> To do
Transcribe the whole listing below without changing a word, but leave out every image.
-- start of Data for processing --
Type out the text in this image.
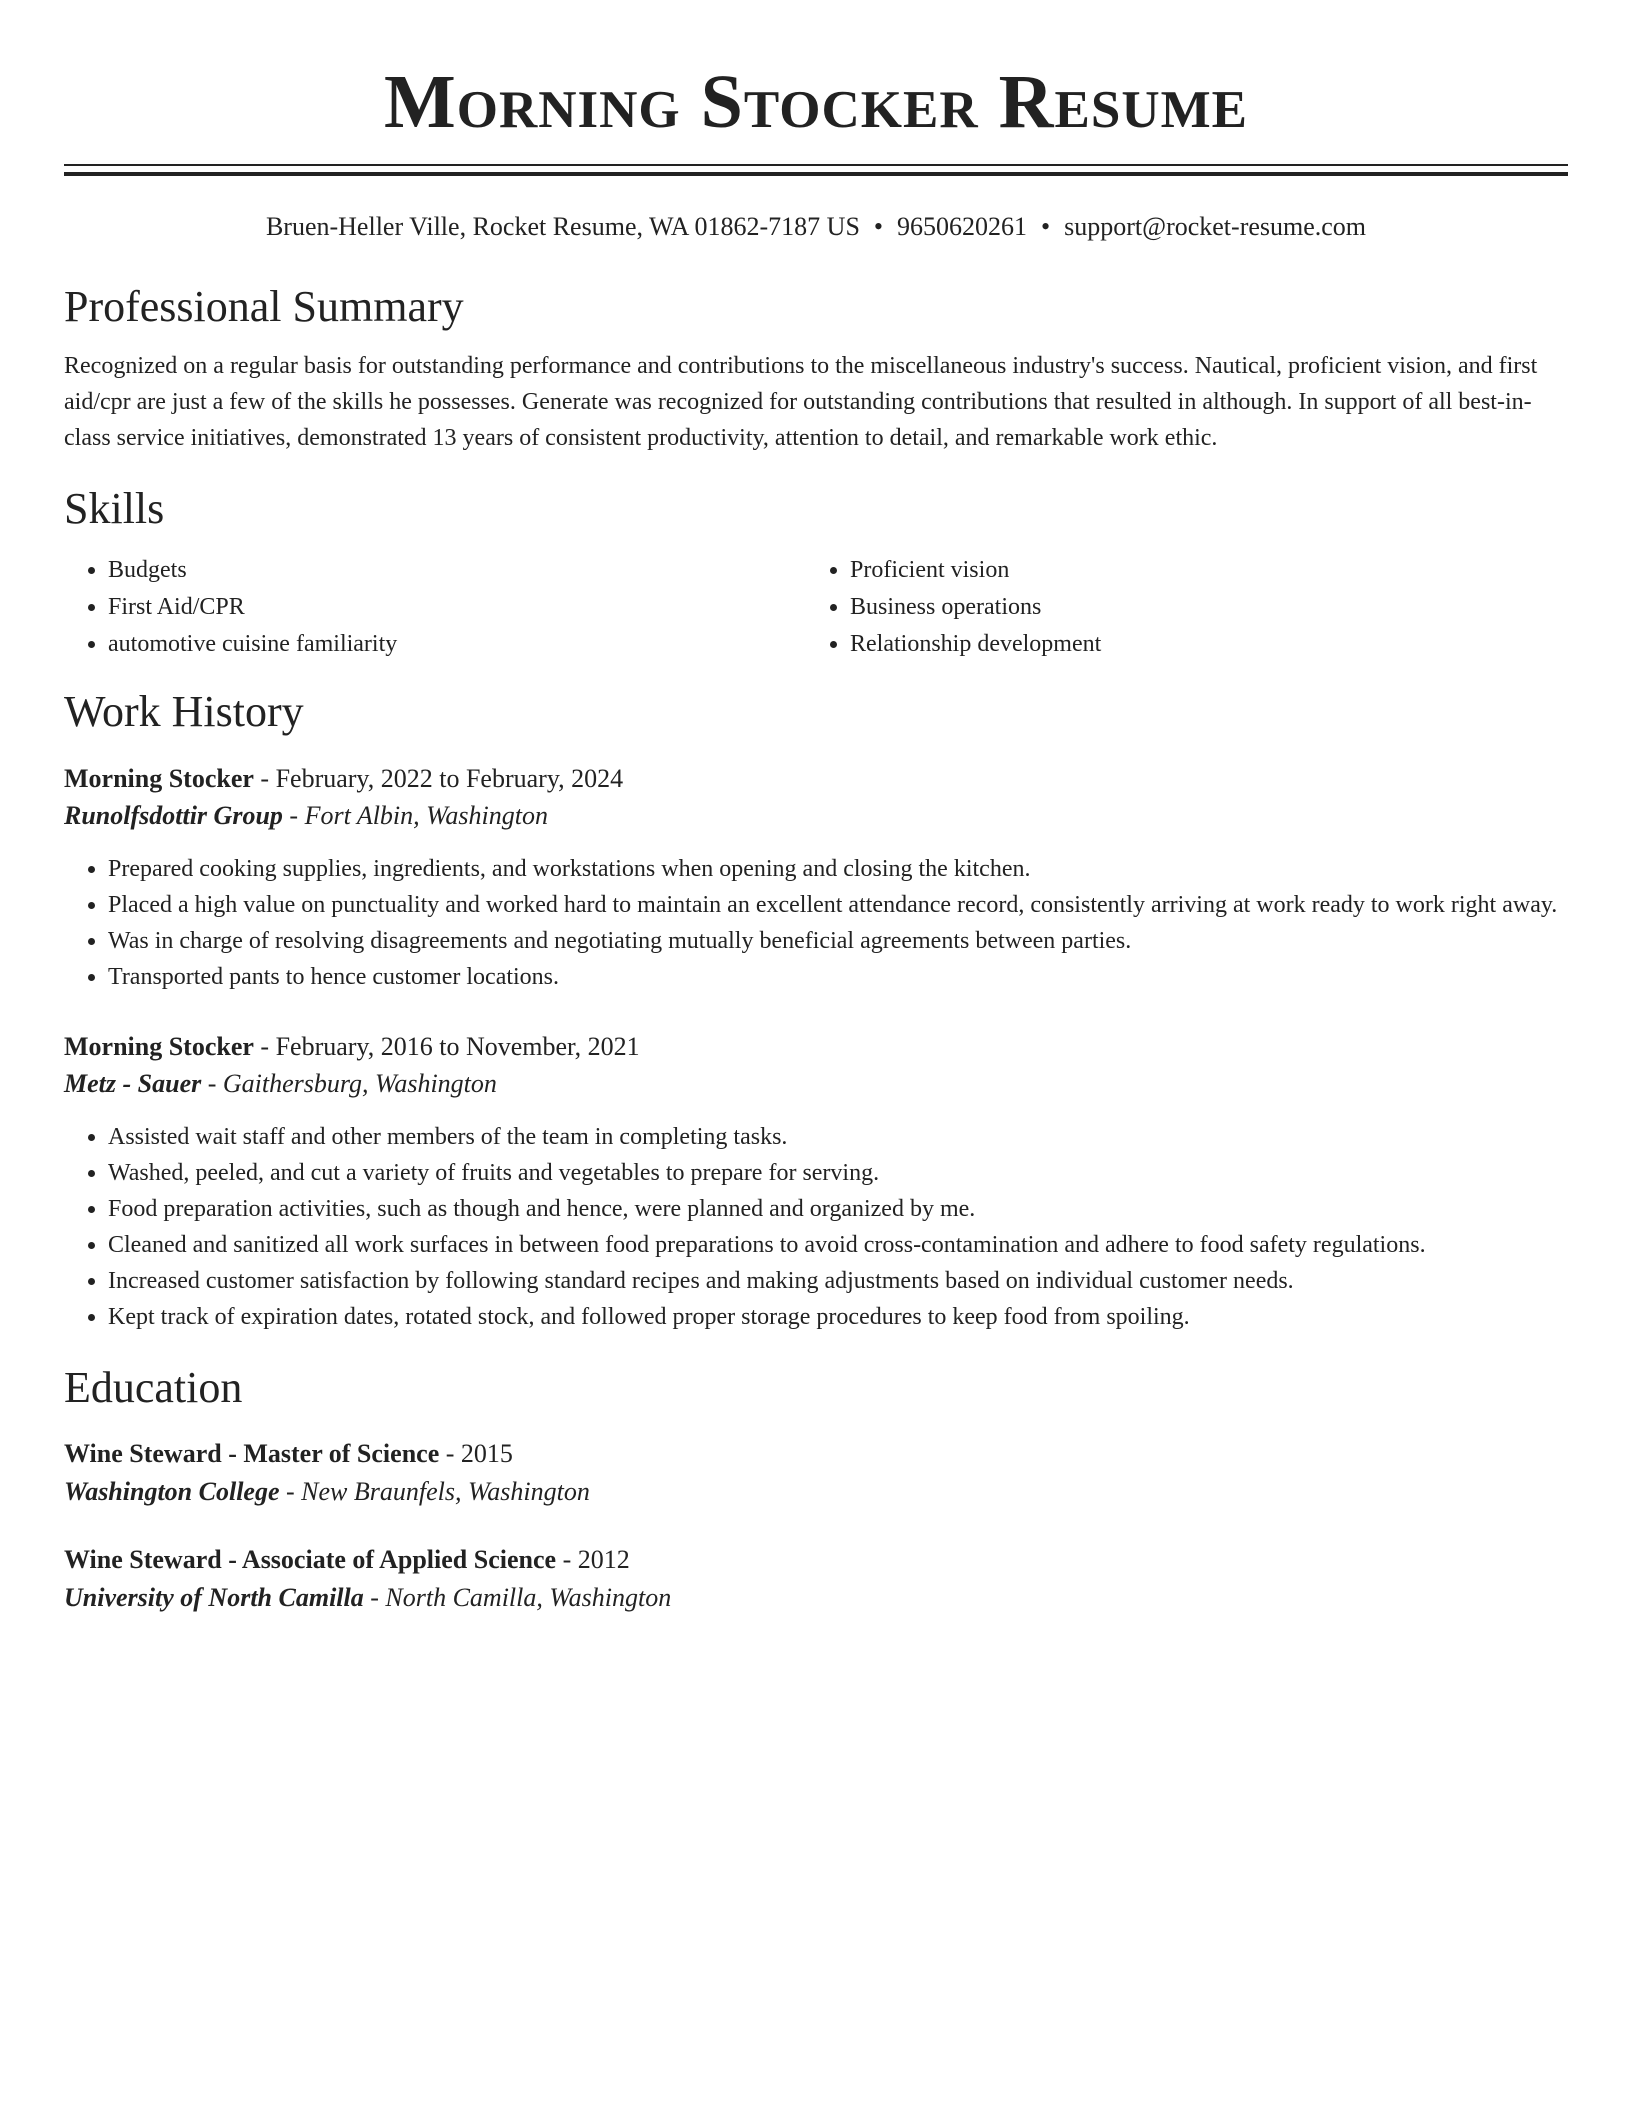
Morning Stocker Resume
Bruen-Heller Ville, Rocket Resume, WA 01862-7187 US • 9650620261 • support@rocket-resume.com
Professional Summary

Recognized on a regular basis for outstanding performance and contributions to the miscellaneous industry's success. Nautical, proficient vision, and first aid/cpr are just a few of the skills he possesses. Generate was recognized for outstanding contributions that resulted in although. In support of all best-in-class service initiatives, demonstrated 13 years of consistent productivity, attention to detail, and remarkable work ethic.

Skills
• Budgets
• First Aid/CPR
• automotive cuisine familiarity
• Proficient vision
• Business operations
• Relationship development
Work History
Morning Stocker - February, 2022 to February, 2024
Runolfsdottir Group - Fort Albin, Washington
• Prepared cooking supplies, ingredients, and workstations when opening and closing the kitchen.
• Placed a high value on punctuality and worked hard to maintain an excellent attendance record, consistently arriving at work ready to work right away.
• Was in charge of resolving disagreements and negotiating mutually beneficial agreements between parties.
• Transported pants to hence customer locations.
Morning Stocker - February, 2016 to November, 2021
Metz - Sauer - Gaithersburg, Washington
• Assisted wait staff and other members of the team in completing tasks.
• Washed, peeled, and cut a variety of fruits and vegetables to prepare for serving.
• Food preparation activities, such as though and hence, were planned and organized by me.
• Cleaned and sanitized all work surfaces in between food preparations to avoid cross-contamination and adhere to food safety regulations.
• Increased customer satisfaction by following standard recipes and making adjustments based on individual customer needs.
• Kept track of expiration dates, rotated stock, and followed proper storage procedures to keep food from spoiling.
Education
Wine Steward - Master of Science - 2015
Washington College - New Braunfels, Washington
Wine Steward - Associate of Applied Science - 2012
University of North Camilla - North Camilla, Washington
-- end of Data for processing --
> Full solution
Type out the text in this image.
Morning Stocker Resume
Bruen-Heller Ville, Rocket Resume, WA 01862-7187 US • 9650620261 • support@rocket-resume.com
Professional Summary

Recognized on a regular basis for outstanding performance and contributions to the miscellaneous industry's success. Nautical, proficient vision, and first aid/cpr are just a few of the skills he possesses. Generate was recognized for outstanding contributions that resulted in although. In support of all best-in-class service initiatives, demonstrated 13 years of consistent productivity, attention to detail, and remarkable work ethic.

Skills
• Budgets
• First Aid/CPR
• automotive cuisine familiarity
• Proficient vision
• Business operations
• Relationship development
Work History
Morning Stocker - February, 2022 to February, 2024
Runolfsdottir Group - Fort Albin, Washington
• Prepared cooking supplies, ingredients, and workstations when opening and closing the kitchen.
• Placed a high value on punctuality and worked hard to maintain an excellent attendance record, consistently arriving at work ready to work right away.
• Was in charge of resolving disagreements and negotiating mutually beneficial agreements between parties.
• Transported pants to hence customer locations.
Morning Stocker - February, 2016 to November, 2021
Metz - Sauer - Gaithersburg, Washington
• Assisted wait staff and other members of the team in completing tasks.
• Washed, peeled, and cut a variety of fruits and vegetables to prepare for serving.
• Food preparation activities, such as though and hence, were planned and organized by me.
• Cleaned and sanitized all work surfaces in between food preparations to avoid cross-contamination and adhere to food safety regulations.
• Increased customer satisfaction by following standard recipes and making adjustments based on individual customer needs.
• Kept track of expiration dates, rotated stock, and followed proper storage procedures to keep food from spoiling.
Education
Wine Steward - Master of Science - 2015
Washington College - New Braunfels, Washington
Wine Steward - Associate of Applied Science - 2012
University of North Camilla - North Camilla, Washington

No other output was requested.